[Stored records]
-- start --

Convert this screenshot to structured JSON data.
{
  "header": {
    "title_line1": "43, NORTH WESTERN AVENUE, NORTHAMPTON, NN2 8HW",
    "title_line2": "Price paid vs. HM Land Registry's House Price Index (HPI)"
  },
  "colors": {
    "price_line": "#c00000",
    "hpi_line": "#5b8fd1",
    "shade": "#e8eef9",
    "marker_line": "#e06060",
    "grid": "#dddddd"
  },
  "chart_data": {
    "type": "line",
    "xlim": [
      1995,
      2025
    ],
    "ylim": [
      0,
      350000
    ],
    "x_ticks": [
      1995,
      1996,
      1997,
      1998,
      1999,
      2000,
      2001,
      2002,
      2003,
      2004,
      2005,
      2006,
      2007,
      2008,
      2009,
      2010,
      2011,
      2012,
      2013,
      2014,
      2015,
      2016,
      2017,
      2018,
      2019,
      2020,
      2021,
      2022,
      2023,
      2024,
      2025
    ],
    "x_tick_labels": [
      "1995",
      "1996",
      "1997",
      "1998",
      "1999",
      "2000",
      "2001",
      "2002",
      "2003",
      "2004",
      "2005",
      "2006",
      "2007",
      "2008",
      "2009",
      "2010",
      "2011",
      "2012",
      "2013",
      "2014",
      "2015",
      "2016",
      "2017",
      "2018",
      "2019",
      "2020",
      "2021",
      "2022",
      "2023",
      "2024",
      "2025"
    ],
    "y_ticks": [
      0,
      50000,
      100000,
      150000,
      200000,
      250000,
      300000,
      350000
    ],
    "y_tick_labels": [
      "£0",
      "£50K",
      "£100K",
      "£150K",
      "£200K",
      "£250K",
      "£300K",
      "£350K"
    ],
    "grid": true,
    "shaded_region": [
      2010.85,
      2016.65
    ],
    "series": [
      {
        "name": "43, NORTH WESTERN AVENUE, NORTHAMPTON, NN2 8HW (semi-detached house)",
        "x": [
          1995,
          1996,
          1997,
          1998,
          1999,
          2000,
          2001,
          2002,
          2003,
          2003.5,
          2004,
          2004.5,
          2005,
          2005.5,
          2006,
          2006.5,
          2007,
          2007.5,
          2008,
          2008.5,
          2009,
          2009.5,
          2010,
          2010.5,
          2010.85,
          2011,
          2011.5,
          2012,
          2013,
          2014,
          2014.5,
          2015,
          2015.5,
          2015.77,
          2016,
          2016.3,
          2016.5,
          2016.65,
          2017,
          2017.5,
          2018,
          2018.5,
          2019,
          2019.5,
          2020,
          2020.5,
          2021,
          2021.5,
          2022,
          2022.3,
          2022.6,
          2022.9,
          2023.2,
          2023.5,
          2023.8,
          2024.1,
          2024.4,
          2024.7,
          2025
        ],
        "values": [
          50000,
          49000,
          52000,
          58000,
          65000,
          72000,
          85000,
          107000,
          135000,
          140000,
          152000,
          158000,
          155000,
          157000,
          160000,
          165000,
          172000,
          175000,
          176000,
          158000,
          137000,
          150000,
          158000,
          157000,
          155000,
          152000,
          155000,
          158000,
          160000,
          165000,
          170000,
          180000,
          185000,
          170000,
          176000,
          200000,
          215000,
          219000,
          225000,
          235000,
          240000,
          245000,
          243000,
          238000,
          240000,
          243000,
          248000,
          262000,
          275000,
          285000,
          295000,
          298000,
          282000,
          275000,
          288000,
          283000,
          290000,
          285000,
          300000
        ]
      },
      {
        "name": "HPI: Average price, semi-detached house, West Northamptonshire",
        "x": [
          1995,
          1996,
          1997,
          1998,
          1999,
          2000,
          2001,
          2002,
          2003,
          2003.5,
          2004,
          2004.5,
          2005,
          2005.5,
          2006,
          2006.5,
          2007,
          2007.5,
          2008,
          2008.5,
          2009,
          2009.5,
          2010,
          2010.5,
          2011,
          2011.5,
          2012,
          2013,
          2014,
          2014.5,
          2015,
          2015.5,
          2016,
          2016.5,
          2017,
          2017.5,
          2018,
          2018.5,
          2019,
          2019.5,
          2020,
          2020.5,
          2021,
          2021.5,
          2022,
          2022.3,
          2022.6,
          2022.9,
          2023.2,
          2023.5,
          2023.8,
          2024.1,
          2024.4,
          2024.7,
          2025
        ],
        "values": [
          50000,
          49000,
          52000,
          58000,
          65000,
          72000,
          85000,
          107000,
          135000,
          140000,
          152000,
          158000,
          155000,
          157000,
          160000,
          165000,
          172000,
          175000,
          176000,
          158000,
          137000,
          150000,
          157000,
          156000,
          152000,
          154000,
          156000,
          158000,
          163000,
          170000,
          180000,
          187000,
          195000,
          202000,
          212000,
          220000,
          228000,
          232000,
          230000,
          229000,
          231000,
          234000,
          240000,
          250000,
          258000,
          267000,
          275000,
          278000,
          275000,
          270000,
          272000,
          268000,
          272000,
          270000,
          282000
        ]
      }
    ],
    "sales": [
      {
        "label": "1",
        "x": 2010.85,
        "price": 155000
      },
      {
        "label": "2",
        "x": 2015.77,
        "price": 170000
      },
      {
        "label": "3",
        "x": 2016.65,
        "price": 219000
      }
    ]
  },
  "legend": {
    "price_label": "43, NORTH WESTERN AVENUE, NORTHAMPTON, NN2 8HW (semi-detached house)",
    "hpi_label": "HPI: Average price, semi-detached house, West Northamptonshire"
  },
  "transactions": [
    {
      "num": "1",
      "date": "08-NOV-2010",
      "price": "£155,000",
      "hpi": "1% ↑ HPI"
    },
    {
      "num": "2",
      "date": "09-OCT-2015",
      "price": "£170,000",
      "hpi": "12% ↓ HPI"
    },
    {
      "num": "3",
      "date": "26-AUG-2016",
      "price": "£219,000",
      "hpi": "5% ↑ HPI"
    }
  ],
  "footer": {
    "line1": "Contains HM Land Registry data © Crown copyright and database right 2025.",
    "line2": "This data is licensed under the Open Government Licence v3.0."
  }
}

-- end --

_PROBLEM DESCRIPTION_
Select and copy every line of the material that holds the string "Northamptonshire".

_OUTPUT_
        "name": "HPI: Average price, semi-detached house, West Northamptonshire",
    "hpi_label": "HPI: Average price, semi-detached house, West Northamptonshire"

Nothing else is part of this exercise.